## Data for the task
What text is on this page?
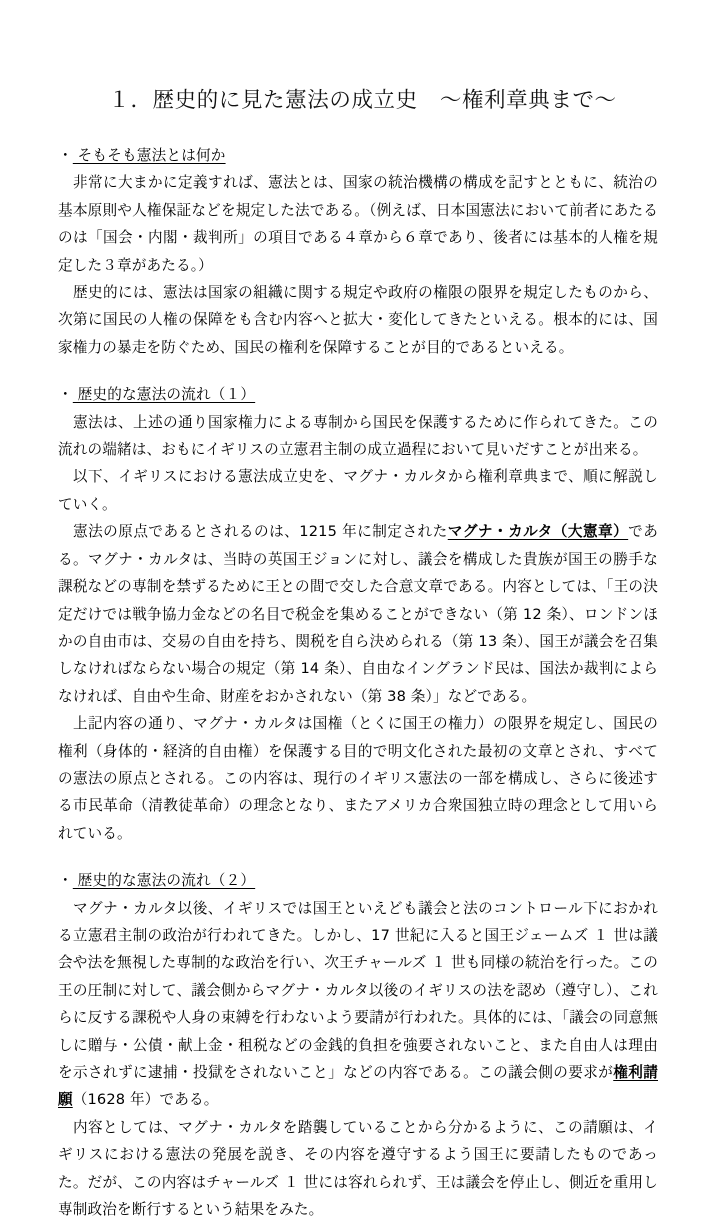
１．歴史的に見た憲法の成立史　〜権利章典まで〜
・ そもそも憲法とは何か

非常に大まかに定義すれば、憲法とは、国家の統治機構の構成を記すとともに、統治の基本原則や人権保証などを規定した法である。（例えば、日本国憲法において前者にあたるのは「国会・内閣・裁判所」の項目である４章から６章であり、後者には基本的人権を規定した３章があたる。）

歴史的には、憲法は国家の組織に関する規定や政府の権限の限界を規定したものから、次第に国民の人権の保障をも含む内容へと拡大・変化してきたといえる。根本的には、国家権力の暴走を防ぐため、国民の権利を保障することが目的であるといえる。

・ 歴史的な憲法の流れ（１）

憲法は、上述の通り国家権力による専制から国民を保護するために作られてきた。この流れの端緒は、おもにイギリスの立憲君主制の成立過程において見いだすことが出来る。

以下、イギリスにおける憲法成立史を、マグナ・カルタから権利章典まで、順に解説していく。

憲法の原点であるとされるのは、1215 年に制定されたマグナ・カルタ（大憲章）である。マグナ・カルタは、当時の英国王ジョンに対し、議会を構成した貴族が国王の勝手な課税などの専制を禁ずるために王との間で交した合意文章である。内容としては、「王の決定だけでは戦争協力金などの名目で税金を集めることができない（第 12 条）、ロンドンほかの自由市は、交易の自由を持ち、関税を自ら決められる（第 13 条）、国王が議会を召集しなければならない場合の規定（第 14 条）、自由なイングランド民は、国法か裁判によらなければ、自由や生命、財産をおかされない（第 38 条）」などである。

上記内容の通り、マグナ・カルタは国権（とくに国王の権力）の限界を規定し、国民の権利（身体的・経済的自由権）を保護する目的で明文化された最初の文章とされ、すべての憲法の原点とされる。この内容は、現行のイギリス憲法の一部を構成し、さらに後述する市民革命（清教徒革命）の理念となり、またアメリカ合衆国独立時の理念として用いられている。

・ 歴史的な憲法の流れ（２）

マグナ・カルタ以後、イギリスでは国王といえども議会と法のコントロール下におかれる立憲君主制の政治が行われてきた。しかし、17 世紀に入ると国王ジェームズ １ 世は議会や法を無視した専制的な政治を行い、次王チャールズ １ 世も同様の統治を行った。この王の圧制に対して、議会側からマグナ・カルタ以後のイギリスの法を認め（遵守し）、これらに反する課税や人身の束縛を行わないよう要請が行われた。具体的には、「議会の同意無しに贈与・公債・献上金・租税などの金銭的負担を強要されないこと、また自由人は理由を示されずに逮捕・投獄をされないこと」などの内容である。この議会側の要求が権利請願（1628 年）である。

内容としては、マグナ・カルタを踏襲していることから分かるように、この請願は、イギリスにおける憲法の発展を説き、その内容を遵守するよう国王に要請したものであった。だが、この内容はチャールズ １ 世には容れられず、王は議会を停止し、側近を重用し専制政治を断行するという結果をみた。
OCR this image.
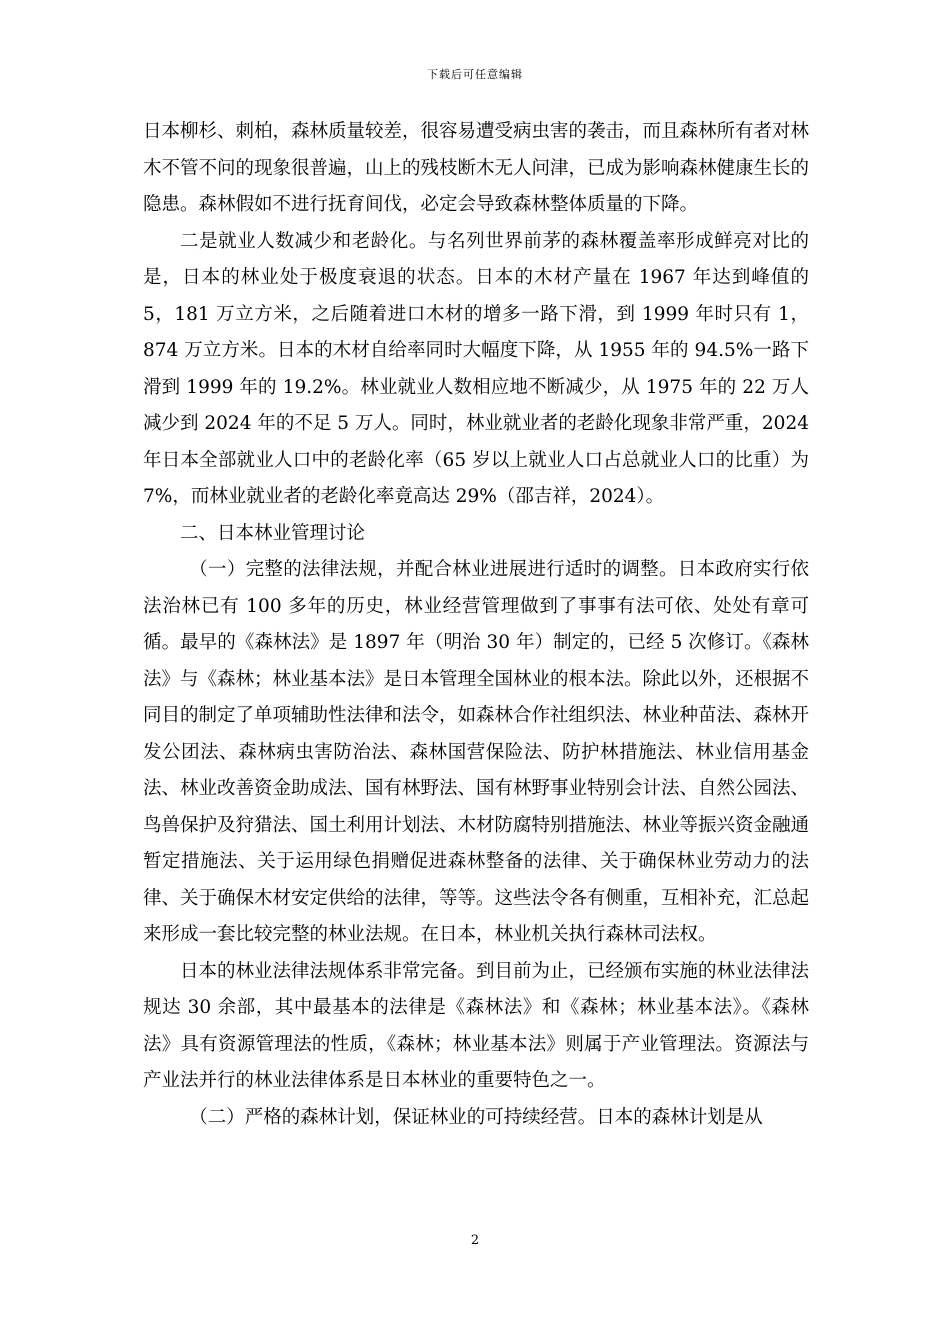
下载后可任意编辑

日本柳杉、刺柏，森林质量较差，很容易遭受病虫害的袭击，而且森林所有者对林木不管不问的现象很普遍，山上的残枝断木无人问津，已成为影响森林健康生长的隐患。森林假如不进行抚育间伐，必定会导致森林整体质量的下降。

二是就业人数减少和老龄化。与名列世界前茅的森林覆盖率形成鲜亮对比的是，日本的林业处于极度衰退的状态。日本的木材产量在 1967 年达到峰值的 5，181 万立方米，之后随着进口木材的增多一路下滑，到 1999 年时只有 1，874 万立方米。日本的木材自给率同时大幅度下降，从 1955 年的 94.5%一路下滑到 1999 年的 19.2%。林业就业人数相应地不断减少，从 1975 年的 22 万人减少到 2024 年的不足 5 万人。同时，林业就业者的老龄化现象非常严重，2024 年日本全部就业人口中的老龄化率（65 岁以上就业人口占总就业人口的比重）为 7%，而林业就业者的老龄化率竟高达 29%（邵吉祥，2024）。

二、日本林业管理讨论

（一）完整的法律法规，并配合林业进展进行适时的调整。日本政府实行依法治林已有 100 多年的历史，林业经营管理做到了事事有法可依、处处有章可循。最早的《森林法》是 1897 年（明治 30 年）制定的，已经 5 次修订。《森林法》与《森林；林业基本法》是日本管理全国林业的根本法。除此以外，还根据不同目的制定了单项辅助性法律和法令，如森林合作社组织法、林业种苗法、森林开发公团法、森林病虫害防治法、森林国营保险法、防护林措施法、林业信用基金法、林业改善资金助成法、国有林野法、国有林野事业特别会计法、自然公园法、鸟兽保护及狩猎法、国土利用计划法、木材防腐特别措施法、林业等振兴资金融通暂定措施法、关于运用绿色捐赠促进森林整备的法律、关于确保林业劳动力的法律、关于确保木材安定供给的法律，等等。这些法令各有侧重，互相补充，汇总起来形成一套比较完整的林业法规。在日本，林业机关执行森林司法权。

日本的林业法律法规体系非常完备。到目前为止，已经颁布实施的林业法律法规达 30 余部，其中最基本的法律是《森林法》和《森林；林业基本法》。《森林法》具有资源管理法的性质，《森林；林业基本法》则属于产业管理法。资源法与产业法并行的林业法律体系是日本林业的重要特色之一。

（二）严格的森林计划，保证林业的可持续经营。日本的森林计划是从

2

## The task
Print the entries above exactly, taking out only the pictures.

## Solution for this exercise
What text is on this page?
１．歴史的に見た憲法の成立史　〜権利章典まで〜
・ そもそも憲法とは何か

非常に大まかに定義すれば、憲法とは、国家の統治機構の構成を記すとともに、統治の基本原則や人権保証などを規定した法である。（例えば、日本国憲法において前者にあたるのは「国会・内閣・裁判所」の項目である４章から６章であり、後者には基本的人権を規定した３章があたる。）

歴史的には、憲法は国家の組織に関する規定や政府の権限の限界を規定したものから、次第に国民の人権の保障をも含む内容へと拡大・変化してきたといえる。根本的には、国家権力の暴走を防ぐため、国民の権利を保障することが目的であるといえる。

・ 歴史的な憲法の流れ（１）

憲法は、上述の通り国家権力による専制から国民を保護するために作られてきた。この流れの端緒は、おもにイギリスの立憲君主制の成立過程において見いだすことが出来る。

以下、イギリスにおける憲法成立史を、マグナ・カルタから権利章典まで、順に解説していく。

憲法の原点であるとされるのは、1215 年に制定されたマグナ・カルタ（大憲章）である。マグナ・カルタは、当時の英国王ジョンに対し、議会を構成した貴族が国王の勝手な課税などの専制を禁ずるために王との間で交した合意文章である。内容としては、「王の決定だけでは戦争協力金などの名目で税金を集めることができない（第 12 条）、ロンドンほかの自由市は、交易の自由を持ち、関税を自ら決められる（第 13 条）、国王が議会を召集しなければならない場合の規定（第 14 条）、自由なイングランド民は、国法か裁判によらなければ、自由や生命、財産をおかされない（第 38 条）」などである。

上記内容の通り、マグナ・カルタは国権（とくに国王の権力）の限界を規定し、国民の権利（身体的・経済的自由権）を保護する目的で明文化された最初の文章とされ、すべての憲法の原点とされる。この内容は、現行のイギリス憲法の一部を構成し、さらに後述する市民革命（清教徒革命）の理念となり、またアメリカ合衆国独立時の理念として用いられている。

・ 歴史的な憲法の流れ（２）

マグナ・カルタ以後、イギリスでは国王といえども議会と法のコントロール下におかれる立憲君主制の政治が行われてきた。しかし、17 世紀に入ると国王ジェームズ １ 世は議会や法を無視した専制的な政治を行い、次王チャールズ １ 世も同様の統治を行った。この王の圧制に対して、議会側からマグナ・カルタ以後のイギリスの法を認め（遵守し）、これらに反する課税や人身の束縛を行わないよう要請が行われた。具体的には、「議会の同意無しに贈与・公債・献上金・租税などの金銭的負担を強要されないこと、また自由人は理由を示されずに逮捕・投獄をされないこと」などの内容である。この議会側の要求が権利請願（1628 年）である。

内容としては、マグナ・カルタを踏襲していることから分かるように、この請願は、イギリスにおける憲法の発展を説き、その内容を遵守するよう国王に要請したものであった。だが、この内容はチャールズ １ 世には容れられず、王は議会を停止し、側近を重用し専制政治を断行するという結果をみた。
OCR this image.
下载后可任意编辑

日本柳杉、刺柏，森林质量较差，很容易遭受病虫害的袭击，而且森林所有者对林木不管不问的现象很普遍，山上的残枝断木无人问津，已成为影响森林健康生长的隐患。森林假如不进行抚育间伐，必定会导致森林整体质量的下降。

二是就业人数减少和老龄化。与名列世界前茅的森林覆盖率形成鲜亮对比的是，日本的林业处于极度衰退的状态。日本的木材产量在 1967 年达到峰值的 5，181 万立方米，之后随着进口木材的增多一路下滑，到 1999 年时只有 1，874 万立方米。日本的木材自给率同时大幅度下降，从 1955 年的 94.5%一路下滑到 1999 年的 19.2%。林业就业人数相应地不断减少，从 1975 年的 22 万人减少到 2024 年的不足 5 万人。同时，林业就业者的老龄化现象非常严重，2024 年日本全部就业人口中的老龄化率（65 岁以上就业人口占总就业人口的比重）为 7%，而林业就业者的老龄化率竟高达 29%（邵吉祥，2024）。

二、日本林业管理讨论

（一）完整的法律法规，并配合林业进展进行适时的调整。日本政府实行依法治林已有 100 多年的历史，林业经营管理做到了事事有法可依、处处有章可循。最早的《森林法》是 1897 年（明治 30 年）制定的，已经 5 次修订。《森林法》与《森林；林业基本法》是日本管理全国林业的根本法。除此以外，还根据不同目的制定了单项辅助性法律和法令，如森林合作社组织法、林业种苗法、森林开发公团法、森林病虫害防治法、森林国营保险法、防护林措施法、林业信用基金法、林业改善资金助成法、国有林野法、国有林野事业特别会计法、自然公园法、鸟兽保护及狩猎法、国土利用计划法、木材防腐特别措施法、林业等振兴资金融通暂定措施法、关于运用绿色捐赠促进森林整备的法律、关于确保林业劳动力的法律、关于确保木材安定供给的法律，等等。这些法令各有侧重，互相补充，汇总起来形成一套比较完整的林业法规。在日本，林业机关执行森林司法权。

日本的林业法律法规体系非常完备。到目前为止，已经颁布实施的林业法律法规达 30 余部，其中最基本的法律是《森林法》和《森林；林业基本法》。《森林法》具有资源管理法的性质，《森林；林业基本法》则属于产业管理法。资源法与产业法并行的林业法律体系是日本林业的重要特色之一。

（二）严格的森林计划，保证林业的可持续经营。日本的森林计划是从

2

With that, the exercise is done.